▸ **OPGAVE A**: Aan wie wordt volgens de oefentekst bij vervoer te land de bewaking van de opgeëiste persoon opgedragen?
▸ **OPGAVE B**:
Geef bij elke bewering aan of die klopt met de oefentekst. Antwoord telkens met ja of nee en citeer de woorden uit de tekst die de doorslag geven.
(i) Voor vervoer door de lucht zonder landing op Nederlands gebied is toestemming van de officier van justitie nodig.
(ii) Bij een niet voorziene landing op Nederlands grondgebied kan de opgeëiste persoon voorlopig worden aangehouden op verzoek van de begeleidende buitenlandse ambtenaren.
(iii) Voor toestemming voor vervoer over land moet onder meer de nationaliteit van de persoon zijn ontvangen.

▸ **OEFENTEKST**:

--------------------------------

Artikel 51 1 Opgeëiste personen die, ten behoeve van een strafrechtelijk onderzoek of de tenuitvoerlegging van een strafvonnis, door de uitvoerende justitiële autoriteit van een lidstaat feitelijk worden overgeleverd aan de uitvaardigende justitiële autoriteit van een andere lidstaat of door een derde staat aan een andere lidstaat worden uitgeleverd, kunnen met toestemming van de officier van justitie over Nederlands grondgebied worden vervoerd.
2 Toestemming voor vervoer over land wordt gegeven door de officier van justitie mits de volgende gegevens zijn ontvangen:
a. de identiteit en de nationaliteit van de persoon tegen wie het Europees aanhoudingsbevel is afgegeven of ten aanzien van wie een uitleveringsverzoek is gedaan;
b. het bestaan van een Europees aanhoudingsbevel of van een uitleveringsverzoek aan een derde staat;
c. de aard en wettelijke kwalificatie van het strafbare feit;
d. een beschrijving van de omstandigheden waaronder het strafbare feit is begaan, met inbegrip van tijd en plaats.
3 De doorvoer van Nederlanders of daarmee op grond van deze wet gelijkgestelde vreemdelingen ten behoeve van een tegen hen gericht strafrechtelijk onderzoek kan afhankelijk worden gesteld van een garantie van teruglevering als bedoeld in artikel 6, eerste lid. De doorvoer van Nederlanders of daarmee op grond van deze wet gelijkgestelde vreemdelingen ten behoeve van de tenuitvoerlegging van een bij onherroepelijk vonnis aan hen opgelegde vrijheidsstraf kan worden geweigerd.
4 De toestemming van de officier van justitie is niet vereist voor vervoer door de lucht waarbij geen landing op Nederlands gebied wordt gemaakt.
5 In geval van een niet voorziene landing op Nederlands grondgebied kan de opgeëiste persoon, op verzoek van de hem begeleidende buitenlandse ambtenaren, voorlopig worden aangehouden krachtens een bevel van de officier of hulpofficier van justitie. Artikel 17 is van overeenkomstige toepassing.
6 Het vervoer van de voorlopig aangehouden opgeëiste persoon kan worden voortgezet, zodra de officier van justitie de in het tweede lid bedoelde informatie heeft ontvangen en daartoe toestemming verleent. Is de toestemming na afloop van de termijn van inverzekeringstelling nog niet verleend of binnen die termijn geweigerd, dan wordt de opgeëiste persoon terstond in vrijheid gesteld, behoudens de mogelijkheid van verdere vrijheidsbeneming uit anderen hoofde.

Artikel 52 1 Bij vervoer te land, overeenkomstig artikel 51, wordt de bewaking van de opgeëiste persoon opgedragen aan Nederlandse ambtenaren.

--------------------------------

▸ **GEGEVENSDEEL**:
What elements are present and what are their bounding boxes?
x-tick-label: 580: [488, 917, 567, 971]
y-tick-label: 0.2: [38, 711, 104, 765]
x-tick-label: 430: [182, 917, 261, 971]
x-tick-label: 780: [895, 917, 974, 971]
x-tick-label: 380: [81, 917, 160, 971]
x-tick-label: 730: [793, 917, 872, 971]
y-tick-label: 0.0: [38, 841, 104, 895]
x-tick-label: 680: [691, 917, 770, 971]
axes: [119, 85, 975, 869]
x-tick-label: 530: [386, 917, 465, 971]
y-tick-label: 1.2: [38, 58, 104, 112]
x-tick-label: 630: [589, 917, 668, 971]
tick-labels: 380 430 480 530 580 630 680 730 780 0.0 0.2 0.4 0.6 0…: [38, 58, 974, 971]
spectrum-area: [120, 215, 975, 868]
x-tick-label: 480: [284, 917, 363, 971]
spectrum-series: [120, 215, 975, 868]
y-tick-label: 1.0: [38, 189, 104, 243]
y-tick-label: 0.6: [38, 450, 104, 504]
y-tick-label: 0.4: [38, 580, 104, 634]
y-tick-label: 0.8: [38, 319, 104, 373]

--------------------------------

▸ **ANTWOORDVAK A**: Aan Nederlandse ambtenaren.

▸ **ANTWOORDVAK B**:
(i) Nee: "De toestemming van de officier van justitie is niet vereist voor vervoer door de lucht waarbij geen landing op Nederlands gebied wordt gemaakt."
(ii) Ja: "op verzoek van de hem begeleidende buitenlandse ambtenaren, voorlopig worden aangehouden"
(iii) Ja: "de identiteit en de nationaliteit van de persoon"